Exercise materials:
+ + +
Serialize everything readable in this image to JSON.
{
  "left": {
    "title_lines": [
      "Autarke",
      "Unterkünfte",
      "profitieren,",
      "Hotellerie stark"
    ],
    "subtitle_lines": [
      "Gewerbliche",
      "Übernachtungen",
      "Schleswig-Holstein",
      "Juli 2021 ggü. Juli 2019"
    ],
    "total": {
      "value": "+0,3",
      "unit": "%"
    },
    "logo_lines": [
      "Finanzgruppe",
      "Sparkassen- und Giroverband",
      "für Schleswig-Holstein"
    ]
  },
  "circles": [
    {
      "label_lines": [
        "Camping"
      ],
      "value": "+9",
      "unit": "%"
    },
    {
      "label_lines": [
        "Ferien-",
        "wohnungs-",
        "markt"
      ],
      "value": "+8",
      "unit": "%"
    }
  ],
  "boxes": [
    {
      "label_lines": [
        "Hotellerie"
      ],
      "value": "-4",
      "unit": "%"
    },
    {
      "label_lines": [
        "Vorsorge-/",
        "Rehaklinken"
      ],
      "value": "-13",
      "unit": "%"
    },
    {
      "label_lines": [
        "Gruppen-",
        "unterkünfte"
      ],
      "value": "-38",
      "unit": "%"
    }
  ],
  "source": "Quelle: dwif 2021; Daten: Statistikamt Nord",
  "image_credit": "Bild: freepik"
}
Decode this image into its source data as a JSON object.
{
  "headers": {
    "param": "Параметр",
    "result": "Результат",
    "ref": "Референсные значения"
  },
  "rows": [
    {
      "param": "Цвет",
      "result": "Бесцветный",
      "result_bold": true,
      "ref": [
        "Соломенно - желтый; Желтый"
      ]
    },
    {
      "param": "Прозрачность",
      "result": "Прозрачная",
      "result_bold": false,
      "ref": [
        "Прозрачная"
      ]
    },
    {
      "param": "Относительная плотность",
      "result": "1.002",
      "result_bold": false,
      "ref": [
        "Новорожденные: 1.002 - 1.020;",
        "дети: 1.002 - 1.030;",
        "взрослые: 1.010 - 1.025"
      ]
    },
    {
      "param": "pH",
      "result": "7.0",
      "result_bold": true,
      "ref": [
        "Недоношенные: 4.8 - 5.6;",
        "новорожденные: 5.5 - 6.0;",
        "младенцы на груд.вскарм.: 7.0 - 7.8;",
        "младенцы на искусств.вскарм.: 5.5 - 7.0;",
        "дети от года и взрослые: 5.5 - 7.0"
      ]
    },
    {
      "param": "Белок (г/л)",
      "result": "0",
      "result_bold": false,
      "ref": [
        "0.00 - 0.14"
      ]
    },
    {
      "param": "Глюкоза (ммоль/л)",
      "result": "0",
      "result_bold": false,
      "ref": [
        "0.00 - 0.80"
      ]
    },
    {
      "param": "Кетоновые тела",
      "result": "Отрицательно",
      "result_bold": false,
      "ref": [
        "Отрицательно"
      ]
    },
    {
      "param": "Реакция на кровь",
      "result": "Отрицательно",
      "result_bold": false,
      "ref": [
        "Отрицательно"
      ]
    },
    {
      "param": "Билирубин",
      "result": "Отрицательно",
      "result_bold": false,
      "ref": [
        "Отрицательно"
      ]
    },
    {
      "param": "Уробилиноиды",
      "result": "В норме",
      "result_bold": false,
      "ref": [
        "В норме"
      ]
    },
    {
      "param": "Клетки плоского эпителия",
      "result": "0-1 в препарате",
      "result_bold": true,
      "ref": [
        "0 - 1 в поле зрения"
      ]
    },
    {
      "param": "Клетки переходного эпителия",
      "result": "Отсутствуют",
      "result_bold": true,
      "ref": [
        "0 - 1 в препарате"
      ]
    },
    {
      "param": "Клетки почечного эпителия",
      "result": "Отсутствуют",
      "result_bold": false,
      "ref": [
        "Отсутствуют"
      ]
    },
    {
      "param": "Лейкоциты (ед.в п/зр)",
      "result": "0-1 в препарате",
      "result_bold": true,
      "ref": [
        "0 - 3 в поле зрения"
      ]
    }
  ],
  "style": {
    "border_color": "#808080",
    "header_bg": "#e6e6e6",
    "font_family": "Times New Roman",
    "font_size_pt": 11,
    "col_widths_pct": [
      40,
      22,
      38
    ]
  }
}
+ + +
Given request: Restate all of the entries exactly, please.

Task result:
Serialize everything readable in this image to JSON.
{
  "left": {
    "title_lines": [
      "Autarke",
      "Unterkünfte",
      "profitieren,",
      "Hotellerie stark"
    ],
    "subtitle_lines": [
      "Gewerbliche",
      "Übernachtungen",
      "Schleswig-Holstein",
      "Juli 2021 ggü. Juli 2019"
    ],
    "total": {
      "value": "+0,3",
      "unit": "%"
    },
    "logo_lines": [
      "Finanzgruppe",
      "Sparkassen- und Giroverband",
      "für Schleswig-Holstein"
    ]
  },
  "circles": [
    {
      "label_lines": [
        "Camping"
      ],
      "value": "+9",
      "unit": "%"
    },
    {
      "label_lines": [
        "Ferien-",
        "wohnungs-",
        "markt"
      ],
      "value": "+8",
      "unit": "%"
    }
  ],
  "boxes": [
    {
      "label_lines": [
        "Hotellerie"
      ],
      "value": "-4",
      "unit": "%"
    },
    {
      "label_lines": [
        "Vorsorge-/",
        "Rehaklinken"
      ],
      "value": "-13",
      "unit": "%"
    },
    {
      "label_lines": [
        "Gruppen-",
        "unterkünfte"
      ],
      "value": "-38",
      "unit": "%"
    }
  ],
  "source": "Quelle: dwif 2021; Daten: Statistikamt Nord",
  "image_credit": "Bild: freepik"
}
Decode this image into its source data as a JSON object.
{
  "headers": {
    "param": "Параметр",
    "result": "Результат",
    "ref": "Референсные значения"
  },
  "rows": [
    {
      "param": "Цвет",
      "result": "Бесцветный",
      "result_bold": true,
      "ref": [
        "Соломенно - желтый; Желтый"
      ]
    },
    {
      "param": "Прозрачность",
      "result": "Прозрачная",
      "result_bold": false,
      "ref": [
        "Прозрачная"
      ]
    },
    {
      "param": "Относительная плотность",
      "result": "1.002",
      "result_bold": false,
      "ref": [
        "Новорожденные: 1.002 - 1.020;",
        "дети: 1.002 - 1.030;",
        "взрослые: 1.010 - 1.025"
      ]
    },
    {
      "param": "pH",
      "result": "7.0",
      "result_bold": true,
      "ref": [
        "Недоношенные: 4.8 - 5.6;",
        "новорожденные: 5.5 - 6.0;",
        "младенцы на груд.вскарм.: 7.0 - 7.8;",
        "младенцы на искусств.вскарм.: 5.5 - 7.0;",
        "дети от года и взрослые: 5.5 - 7.0"
      ]
    },
    {
      "param": "Белок (г/л)",
      "result": "0",
      "result_bold": false,
      "ref": [
        "0.00 - 0.14"
      ]
    },
    {
      "param": "Глюкоза (ммоль/л)",
      "result": "0",
      "result_bold": false,
      "ref": [
        "0.00 - 0.80"
      ]
    },
    {
      "param": "Кетоновые тела",
      "result": "Отрицательно",
      "result_bold": false,
      "ref": [
        "Отрицательно"
      ]
    },
    {
      "param": "Реакция на кровь",
      "result": "Отрицательно",
      "result_bold": false,
      "ref": [
        "Отрицательно"
      ]
    },
    {
      "param": "Билирубин",
      "result": "Отрицательно",
      "result_bold": false,
      "ref": [
        "Отрицательно"
      ]
    },
    {
      "param": "Уробилиноиды",
      "result": "В норме",
      "result_bold": false,
      "ref": [
        "В норме"
      ]
    },
    {
      "param": "Клетки плоского эпителия",
      "result": "0-1 в препарате",
      "result_bold": true,
      "ref": [
        "0 - 1 в поле зрения"
      ]
    },
    {
      "param": "Клетки переходного эпителия",
      "result": "Отсутствуют",
      "result_bold": true,
      "ref": [
        "0 - 1 в препарате"
      ]
    },
    {
      "param": "Клетки почечного эпителия",
      "result": "Отсутствуют",
      "result_bold": false,
      "ref": [
        "Отсутствуют"
      ]
    },
    {
      "param": "Лейкоциты (ед.в п/зр)",
      "result": "0-1 в препарате",
      "result_bold": true,
      "ref": [
        "0 - 3 в поле зрения"
      ]
    }
  ],
  "style": {
    "border_color": "#808080",
    "header_bg": "#e6e6e6",
    "font_family": "Times New Roman",
    "font_size_pt": 11,
    "col_widths_pct": [
      40,
      22,
      38
    ]
  }
}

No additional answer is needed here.